• [What this task involves] Produce an exact copy of the lines from the line containing "Read all visible content and emit it as JSON." through the last line of the entries below, and only those lines.

• [Dataset excerpt]
↓
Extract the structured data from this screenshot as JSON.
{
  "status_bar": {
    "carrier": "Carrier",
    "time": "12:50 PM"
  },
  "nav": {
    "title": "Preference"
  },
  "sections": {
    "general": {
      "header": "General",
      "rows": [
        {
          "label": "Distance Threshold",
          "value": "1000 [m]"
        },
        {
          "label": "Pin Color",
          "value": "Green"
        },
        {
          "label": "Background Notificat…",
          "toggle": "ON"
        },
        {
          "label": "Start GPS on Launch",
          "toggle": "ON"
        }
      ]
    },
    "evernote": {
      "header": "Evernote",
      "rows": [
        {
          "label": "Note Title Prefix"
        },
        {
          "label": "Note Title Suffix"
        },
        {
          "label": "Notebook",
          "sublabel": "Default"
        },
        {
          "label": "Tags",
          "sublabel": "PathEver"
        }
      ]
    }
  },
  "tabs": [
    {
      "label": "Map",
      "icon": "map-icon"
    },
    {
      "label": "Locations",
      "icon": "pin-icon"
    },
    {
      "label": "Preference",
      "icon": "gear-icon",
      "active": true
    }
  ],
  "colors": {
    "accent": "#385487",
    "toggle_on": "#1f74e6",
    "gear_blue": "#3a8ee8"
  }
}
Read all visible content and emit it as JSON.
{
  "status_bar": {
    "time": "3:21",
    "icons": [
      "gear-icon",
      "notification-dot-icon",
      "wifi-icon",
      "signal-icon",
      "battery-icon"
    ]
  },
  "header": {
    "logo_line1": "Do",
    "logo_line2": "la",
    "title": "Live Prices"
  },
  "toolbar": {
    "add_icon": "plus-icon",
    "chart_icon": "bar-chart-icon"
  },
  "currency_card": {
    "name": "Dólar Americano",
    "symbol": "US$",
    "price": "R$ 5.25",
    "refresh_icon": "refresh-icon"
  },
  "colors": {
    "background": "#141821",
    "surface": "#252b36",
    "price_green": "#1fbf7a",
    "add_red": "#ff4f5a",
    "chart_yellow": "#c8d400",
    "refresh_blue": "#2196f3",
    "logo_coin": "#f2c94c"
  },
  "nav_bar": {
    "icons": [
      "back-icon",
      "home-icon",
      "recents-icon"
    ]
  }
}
↑
• [Result below]
Read all visible content and emit it as JSON.
{
  "status_bar": {
    "time": "3:21",
    "icons": [
      "gear-icon",
      "notification-dot-icon",
      "wifi-icon",
      "signal-icon",
      "battery-icon"
    ]
  },
  "header": {
    "logo_line1": "Do",
    "logo_line2": "la",
    "title": "Live Prices"
  },
  "toolbar": {
    "add_icon": "plus-icon",
    "chart_icon": "bar-chart-icon"
  },
  "currency_card": {
    "name": "Dólar Americano",
    "symbol": "US$",
    "price": "R$ 5.25",
    "refresh_icon": "refresh-icon"
  },
  "colors": {
    "background": "#141821",
    "surface": "#252b36",
    "price_green": "#1fbf7a",
    "add_red": "#ff4f5a",
    "chart_yellow": "#c8d400",
    "refresh_blue": "#2196f3",
    "logo_coin": "#f2c94c"
  },
  "nav_bar": {
    "icons": [
      "back-icon",
      "home-icon",
      "recents-icon"
    ]
  }
}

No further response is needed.